▶ DESCRIPTION OF THE TASK: Transcribe all of the records word for word, but omit the pictures.

Stored items
□ □ □

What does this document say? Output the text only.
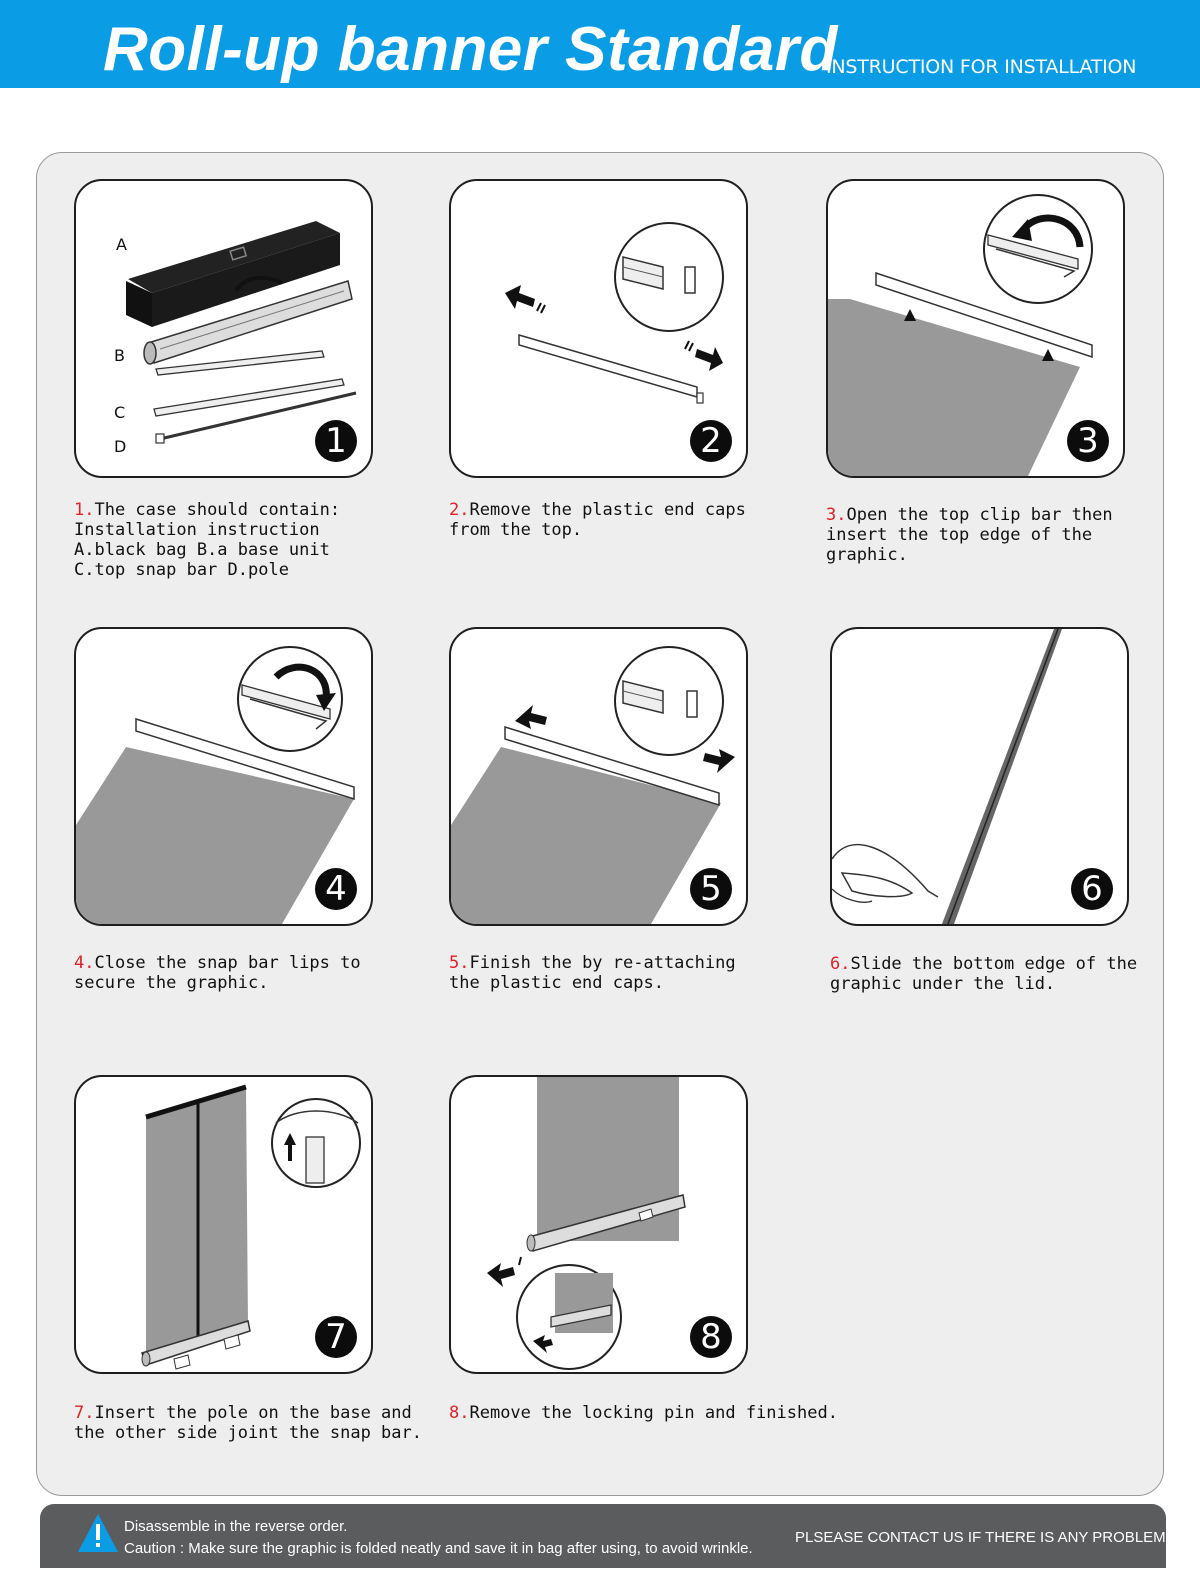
Roll-up banner Standard
INSTRUCTION FOR INSTALLATION
A
B
C
D	1	2	3
4	5	6
7	8
1.The case should contain:
Installation instruction
A.black bag B.a base unit
C.top snap bar D.pole
2.Remove the plastic end caps
from the top.
3.Open the top clip bar then
insert the top edge of the
graphic.
4.Close the snap bar lips to
secure the graphic.
5.Finish the by re-attaching
the plastic end caps.
6.Slide the bottom edge of the
graphic under the lid.
7.Insert the pole on the base and
the other side joint the snap bar.
8.Remove the locking pin and finished.
Disassemble in the reverse order.
Caution : Make sure the graphic is folded neatly and save it in bag after using, to avoid wrinkle.
PLSEASE CONTACT US IF THERE IS ANY PROBLEM.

□ □ □

▶ RESPONSE:
What does this document say? Output the text only.
Roll-up banner Standard
INSTRUCTION FOR INSTALLATION
A
B
C
D	1	2	3
4	5	6
7	8
1.The case should contain:
Installation instruction
A.black bag B.a base unit
C.top snap bar D.pole
2.Remove the plastic end caps
from the top.
3.Open the top clip bar then
insert the top edge of the
graphic.
4.Close the snap bar lips to
secure the graphic.
5.Finish the by re-attaching
the plastic end caps.
6.Slide the bottom edge of the
graphic under the lid.
7.Insert the pole on the base and
the other side joint the snap bar.
8.Remove the locking pin and finished.
Disassemble in the reverse order.
Caution : Make sure the graphic is folded neatly and save it in bag after using, to avoid wrinkle.
PLSEASE CONTACT US IF THERE IS ANY PROBLEM.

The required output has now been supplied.